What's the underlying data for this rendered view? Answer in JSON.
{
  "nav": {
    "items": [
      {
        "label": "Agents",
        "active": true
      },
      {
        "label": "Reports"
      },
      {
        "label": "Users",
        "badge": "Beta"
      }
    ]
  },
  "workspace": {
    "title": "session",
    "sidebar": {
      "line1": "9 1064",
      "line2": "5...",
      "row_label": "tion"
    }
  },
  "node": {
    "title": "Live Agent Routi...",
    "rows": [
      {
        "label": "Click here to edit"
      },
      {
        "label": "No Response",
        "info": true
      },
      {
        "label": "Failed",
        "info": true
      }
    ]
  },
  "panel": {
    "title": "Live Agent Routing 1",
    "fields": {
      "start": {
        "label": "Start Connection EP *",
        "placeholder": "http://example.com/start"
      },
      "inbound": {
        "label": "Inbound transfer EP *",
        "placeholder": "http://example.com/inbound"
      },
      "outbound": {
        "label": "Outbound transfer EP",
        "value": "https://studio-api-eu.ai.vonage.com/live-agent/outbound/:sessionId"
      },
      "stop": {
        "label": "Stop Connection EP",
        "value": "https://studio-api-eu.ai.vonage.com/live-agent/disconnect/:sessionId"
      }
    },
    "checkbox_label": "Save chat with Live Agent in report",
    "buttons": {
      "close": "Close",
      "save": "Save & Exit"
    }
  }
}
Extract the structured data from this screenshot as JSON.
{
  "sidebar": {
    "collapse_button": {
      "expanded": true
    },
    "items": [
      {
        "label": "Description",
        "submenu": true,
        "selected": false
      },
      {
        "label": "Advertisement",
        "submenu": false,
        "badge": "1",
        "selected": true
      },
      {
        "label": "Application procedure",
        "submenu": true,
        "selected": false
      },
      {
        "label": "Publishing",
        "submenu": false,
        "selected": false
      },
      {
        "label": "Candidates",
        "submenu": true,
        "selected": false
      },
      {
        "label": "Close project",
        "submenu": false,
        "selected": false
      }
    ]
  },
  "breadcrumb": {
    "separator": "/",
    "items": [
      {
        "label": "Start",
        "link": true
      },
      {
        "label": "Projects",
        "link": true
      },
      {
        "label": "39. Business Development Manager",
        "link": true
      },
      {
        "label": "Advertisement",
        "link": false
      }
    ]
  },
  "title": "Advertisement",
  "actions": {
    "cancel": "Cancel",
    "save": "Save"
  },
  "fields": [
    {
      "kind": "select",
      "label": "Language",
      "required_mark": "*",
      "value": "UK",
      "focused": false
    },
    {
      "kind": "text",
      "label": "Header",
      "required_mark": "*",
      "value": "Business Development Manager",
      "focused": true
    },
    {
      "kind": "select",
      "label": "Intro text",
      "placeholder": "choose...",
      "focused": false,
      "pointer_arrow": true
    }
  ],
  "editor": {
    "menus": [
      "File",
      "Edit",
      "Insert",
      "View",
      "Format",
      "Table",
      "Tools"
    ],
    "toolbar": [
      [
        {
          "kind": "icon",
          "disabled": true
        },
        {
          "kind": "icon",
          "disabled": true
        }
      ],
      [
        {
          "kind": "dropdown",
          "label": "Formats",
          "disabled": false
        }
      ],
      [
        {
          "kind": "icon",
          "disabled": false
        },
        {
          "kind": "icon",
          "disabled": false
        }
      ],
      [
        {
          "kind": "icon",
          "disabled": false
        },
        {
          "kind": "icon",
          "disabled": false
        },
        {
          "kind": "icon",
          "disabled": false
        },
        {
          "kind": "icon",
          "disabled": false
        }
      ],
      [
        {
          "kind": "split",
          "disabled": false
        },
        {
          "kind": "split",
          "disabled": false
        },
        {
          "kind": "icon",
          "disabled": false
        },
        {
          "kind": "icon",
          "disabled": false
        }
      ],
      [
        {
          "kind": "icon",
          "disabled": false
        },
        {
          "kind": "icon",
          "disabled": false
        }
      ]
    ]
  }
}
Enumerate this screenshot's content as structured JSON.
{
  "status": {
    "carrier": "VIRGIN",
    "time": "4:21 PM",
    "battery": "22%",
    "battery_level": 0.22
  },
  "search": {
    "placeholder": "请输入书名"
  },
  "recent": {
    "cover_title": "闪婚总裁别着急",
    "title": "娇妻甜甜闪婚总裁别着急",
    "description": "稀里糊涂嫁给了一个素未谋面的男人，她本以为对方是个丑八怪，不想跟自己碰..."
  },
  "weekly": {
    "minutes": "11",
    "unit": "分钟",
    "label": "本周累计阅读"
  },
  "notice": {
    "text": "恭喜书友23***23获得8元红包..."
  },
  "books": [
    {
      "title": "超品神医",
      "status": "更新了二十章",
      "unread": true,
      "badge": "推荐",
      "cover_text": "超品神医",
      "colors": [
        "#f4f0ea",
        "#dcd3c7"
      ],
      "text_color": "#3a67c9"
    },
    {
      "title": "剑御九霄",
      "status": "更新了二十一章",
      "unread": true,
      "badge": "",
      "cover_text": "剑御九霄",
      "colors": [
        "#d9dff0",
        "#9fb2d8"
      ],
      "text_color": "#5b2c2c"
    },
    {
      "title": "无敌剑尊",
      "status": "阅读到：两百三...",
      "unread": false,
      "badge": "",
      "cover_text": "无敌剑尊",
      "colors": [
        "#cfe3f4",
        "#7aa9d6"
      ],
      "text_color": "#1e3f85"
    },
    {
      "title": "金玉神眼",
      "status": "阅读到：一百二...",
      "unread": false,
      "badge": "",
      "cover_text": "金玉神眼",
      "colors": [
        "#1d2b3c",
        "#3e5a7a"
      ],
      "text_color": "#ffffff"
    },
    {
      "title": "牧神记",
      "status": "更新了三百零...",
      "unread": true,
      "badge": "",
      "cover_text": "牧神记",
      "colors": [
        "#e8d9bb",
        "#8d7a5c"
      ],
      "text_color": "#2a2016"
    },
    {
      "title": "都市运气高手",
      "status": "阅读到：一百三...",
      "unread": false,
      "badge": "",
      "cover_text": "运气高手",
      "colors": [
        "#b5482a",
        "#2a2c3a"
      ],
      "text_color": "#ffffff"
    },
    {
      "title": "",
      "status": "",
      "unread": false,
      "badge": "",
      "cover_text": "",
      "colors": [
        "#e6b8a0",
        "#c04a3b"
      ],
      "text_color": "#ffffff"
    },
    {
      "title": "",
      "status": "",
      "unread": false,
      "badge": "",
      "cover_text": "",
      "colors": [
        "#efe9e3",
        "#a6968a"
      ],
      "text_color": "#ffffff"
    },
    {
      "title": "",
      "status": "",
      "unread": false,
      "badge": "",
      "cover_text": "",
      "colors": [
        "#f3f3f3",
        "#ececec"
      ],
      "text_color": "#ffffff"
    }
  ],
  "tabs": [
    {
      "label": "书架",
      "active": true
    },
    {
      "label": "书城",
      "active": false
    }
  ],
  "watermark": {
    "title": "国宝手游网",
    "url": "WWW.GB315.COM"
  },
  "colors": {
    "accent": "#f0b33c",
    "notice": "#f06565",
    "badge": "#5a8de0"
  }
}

Set problem
Return each line where "transfer" shows up.

Response to this task
        "label": "Inbound transfer EP *",
        "label": "Outbound transfer EP",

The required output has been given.